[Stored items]
▼
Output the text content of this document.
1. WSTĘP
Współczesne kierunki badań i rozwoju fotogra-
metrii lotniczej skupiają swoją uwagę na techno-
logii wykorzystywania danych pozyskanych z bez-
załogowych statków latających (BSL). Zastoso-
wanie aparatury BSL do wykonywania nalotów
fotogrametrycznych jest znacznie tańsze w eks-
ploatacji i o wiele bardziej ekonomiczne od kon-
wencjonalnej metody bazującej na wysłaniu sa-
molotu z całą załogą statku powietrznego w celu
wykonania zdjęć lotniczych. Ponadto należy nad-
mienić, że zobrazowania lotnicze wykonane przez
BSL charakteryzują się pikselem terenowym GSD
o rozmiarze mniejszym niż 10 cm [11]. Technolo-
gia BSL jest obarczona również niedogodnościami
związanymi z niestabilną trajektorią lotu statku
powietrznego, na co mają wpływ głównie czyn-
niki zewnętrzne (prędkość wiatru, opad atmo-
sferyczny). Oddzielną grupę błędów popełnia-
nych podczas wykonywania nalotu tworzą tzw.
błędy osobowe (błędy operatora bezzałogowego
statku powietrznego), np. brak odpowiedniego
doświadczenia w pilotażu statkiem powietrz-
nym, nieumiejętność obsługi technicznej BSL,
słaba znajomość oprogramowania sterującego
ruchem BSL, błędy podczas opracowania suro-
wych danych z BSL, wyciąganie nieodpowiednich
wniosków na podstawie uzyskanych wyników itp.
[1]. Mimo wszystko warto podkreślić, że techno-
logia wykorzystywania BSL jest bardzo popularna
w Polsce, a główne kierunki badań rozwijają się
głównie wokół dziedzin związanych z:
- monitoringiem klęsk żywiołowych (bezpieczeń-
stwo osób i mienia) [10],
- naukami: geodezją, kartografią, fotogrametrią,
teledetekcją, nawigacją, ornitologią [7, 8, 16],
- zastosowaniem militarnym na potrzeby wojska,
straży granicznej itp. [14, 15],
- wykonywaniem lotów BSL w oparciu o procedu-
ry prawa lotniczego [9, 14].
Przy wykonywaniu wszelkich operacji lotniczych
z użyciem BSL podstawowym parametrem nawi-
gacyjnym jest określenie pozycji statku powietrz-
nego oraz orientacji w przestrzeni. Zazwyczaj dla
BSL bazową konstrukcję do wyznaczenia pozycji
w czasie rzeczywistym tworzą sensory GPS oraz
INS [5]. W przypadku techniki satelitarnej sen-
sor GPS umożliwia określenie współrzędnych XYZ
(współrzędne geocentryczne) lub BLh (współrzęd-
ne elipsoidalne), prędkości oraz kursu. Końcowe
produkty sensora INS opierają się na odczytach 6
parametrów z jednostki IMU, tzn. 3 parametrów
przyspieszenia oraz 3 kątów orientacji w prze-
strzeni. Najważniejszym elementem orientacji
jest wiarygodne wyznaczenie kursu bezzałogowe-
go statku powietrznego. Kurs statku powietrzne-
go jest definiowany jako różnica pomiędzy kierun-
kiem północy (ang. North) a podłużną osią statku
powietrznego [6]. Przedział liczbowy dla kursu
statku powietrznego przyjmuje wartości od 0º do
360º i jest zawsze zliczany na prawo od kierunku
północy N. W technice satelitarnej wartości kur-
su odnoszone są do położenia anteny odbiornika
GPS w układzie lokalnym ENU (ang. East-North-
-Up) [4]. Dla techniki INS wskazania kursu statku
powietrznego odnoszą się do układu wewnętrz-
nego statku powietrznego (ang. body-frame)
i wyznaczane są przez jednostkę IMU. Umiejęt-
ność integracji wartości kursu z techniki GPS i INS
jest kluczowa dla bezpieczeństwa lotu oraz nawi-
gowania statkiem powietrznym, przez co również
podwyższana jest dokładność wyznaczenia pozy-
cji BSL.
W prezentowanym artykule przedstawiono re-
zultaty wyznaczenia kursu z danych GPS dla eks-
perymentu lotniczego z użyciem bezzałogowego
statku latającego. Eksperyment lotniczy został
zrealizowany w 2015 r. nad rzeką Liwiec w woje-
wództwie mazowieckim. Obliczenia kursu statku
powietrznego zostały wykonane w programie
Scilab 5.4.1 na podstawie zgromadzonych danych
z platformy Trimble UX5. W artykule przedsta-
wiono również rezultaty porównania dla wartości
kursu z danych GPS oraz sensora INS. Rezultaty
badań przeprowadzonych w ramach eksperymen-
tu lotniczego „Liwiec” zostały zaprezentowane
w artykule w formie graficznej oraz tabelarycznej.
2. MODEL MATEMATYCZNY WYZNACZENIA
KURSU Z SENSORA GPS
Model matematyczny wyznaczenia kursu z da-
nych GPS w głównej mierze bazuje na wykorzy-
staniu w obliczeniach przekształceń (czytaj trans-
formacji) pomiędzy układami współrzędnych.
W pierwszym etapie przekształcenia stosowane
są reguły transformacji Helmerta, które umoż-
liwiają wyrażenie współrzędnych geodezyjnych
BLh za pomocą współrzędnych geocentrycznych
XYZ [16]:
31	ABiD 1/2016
▲
Set task: Go through the records above and set each one down exactly, please.

Finished task:
Output the text content of this document.
1. WSTĘP
Współczesne kierunki badań i rozwoju fotogra-
metrii lotniczej skupiają swoją uwagę na techno-
logii wykorzystywania danych pozyskanych z bez-
załogowych statków latających (BSL). Zastoso-
wanie aparatury BSL do wykonywania nalotów
fotogrametrycznych jest znacznie tańsze w eks-
ploatacji i o wiele bardziej ekonomiczne od kon-
wencjonalnej metody bazującej na wysłaniu sa-
molotu z całą załogą statku powietrznego w celu
wykonania zdjęć lotniczych. Ponadto należy nad-
mienić, że zobrazowania lotnicze wykonane przez
BSL charakteryzują się pikselem terenowym GSD
o rozmiarze mniejszym niż 10 cm [11]. Technolo-
gia BSL jest obarczona również niedogodnościami
związanymi z niestabilną trajektorią lotu statku
powietrznego, na co mają wpływ głównie czyn-
niki zewnętrzne (prędkość wiatru, opad atmo-
sferyczny). Oddzielną grupę błędów popełnia-
nych podczas wykonywania nalotu tworzą tzw.
błędy osobowe (błędy operatora bezzałogowego
statku powietrznego), np. brak odpowiedniego
doświadczenia w pilotażu statkiem powietrz-
nym, nieumiejętność obsługi technicznej BSL,
słaba znajomość oprogramowania sterującego
ruchem BSL, błędy podczas opracowania suro-
wych danych z BSL, wyciąganie nieodpowiednich
wniosków na podstawie uzyskanych wyników itp.
[1]. Mimo wszystko warto podkreślić, że techno-
logia wykorzystywania BSL jest bardzo popularna
w Polsce, a główne kierunki badań rozwijają się
głównie wokół dziedzin związanych z:
- monitoringiem klęsk żywiołowych (bezpieczeń-
stwo osób i mienia) [10],
- naukami: geodezją, kartografią, fotogrametrią,
teledetekcją, nawigacją, ornitologią [7, 8, 16],
- zastosowaniem militarnym na potrzeby wojska,
straży granicznej itp. [14, 15],
- wykonywaniem lotów BSL w oparciu o procedu-
ry prawa lotniczego [9, 14].
Przy wykonywaniu wszelkich operacji lotniczych
z użyciem BSL podstawowym parametrem nawi-
gacyjnym jest określenie pozycji statku powietrz-
nego oraz orientacji w przestrzeni. Zazwyczaj dla
BSL bazową konstrukcję do wyznaczenia pozycji
w czasie rzeczywistym tworzą sensory GPS oraz
INS [5]. W przypadku techniki satelitarnej sen-
sor GPS umożliwia określenie współrzędnych XYZ
(współrzędne geocentryczne) lub BLh (współrzęd-
ne elipsoidalne), prędkości oraz kursu. Końcowe
produkty sensora INS opierają się na odczytach 6
parametrów z jednostki IMU, tzn. 3 parametrów
przyspieszenia oraz 3 kątów orientacji w prze-
strzeni. Najważniejszym elementem orientacji
jest wiarygodne wyznaczenie kursu bezzałogowe-
go statku powietrznego. Kurs statku powietrzne-
go jest definiowany jako różnica pomiędzy kierun-
kiem północy (ang. North) a podłużną osią statku
powietrznego [6]. Przedział liczbowy dla kursu
statku powietrznego przyjmuje wartości od 0º do
360º i jest zawsze zliczany na prawo od kierunku
północy N. W technice satelitarnej wartości kur-
su odnoszone są do położenia anteny odbiornika
GPS w układzie lokalnym ENU (ang. East-North-
-Up) [4]. Dla techniki INS wskazania kursu statku
powietrznego odnoszą się do układu wewnętrz-
nego statku powietrznego (ang. body-frame)
i wyznaczane są przez jednostkę IMU. Umiejęt-
ność integracji wartości kursu z techniki GPS i INS
jest kluczowa dla bezpieczeństwa lotu oraz nawi-
gowania statkiem powietrznym, przez co również
podwyższana jest dokładność wyznaczenia pozy-
cji BSL.
W prezentowanym artykule przedstawiono re-
zultaty wyznaczenia kursu z danych GPS dla eks-
perymentu lotniczego z użyciem bezzałogowego
statku latającego. Eksperyment lotniczy został
zrealizowany w 2015 r. nad rzeką Liwiec w woje-
wództwie mazowieckim. Obliczenia kursu statku
powietrznego zostały wykonane w programie
Scilab 5.4.1 na podstawie zgromadzonych danych
z platformy Trimble UX5. W artykule przedsta-
wiono również rezultaty porównania dla wartości
kursu z danych GPS oraz sensora INS. Rezultaty
badań przeprowadzonych w ramach eksperymen-
tu lotniczego „Liwiec” zostały zaprezentowane
w artykule w formie graficznej oraz tabelarycznej.
2. MODEL MATEMATYCZNY WYZNACZENIA
KURSU Z SENSORA GPS
Model matematyczny wyznaczenia kursu z da-
nych GPS w głównej mierze bazuje na wykorzy-
staniu w obliczeniach przekształceń (czytaj trans-
formacji) pomiędzy układami współrzędnych.
W pierwszym etapie przekształcenia stosowane
są reguły transformacji Helmerta, które umoż-
liwiają wyrażenie współrzędnych geodezyjnych
BLh za pomocą współrzędnych geocentrycznych
XYZ [16]:
31	ABiD 1/2016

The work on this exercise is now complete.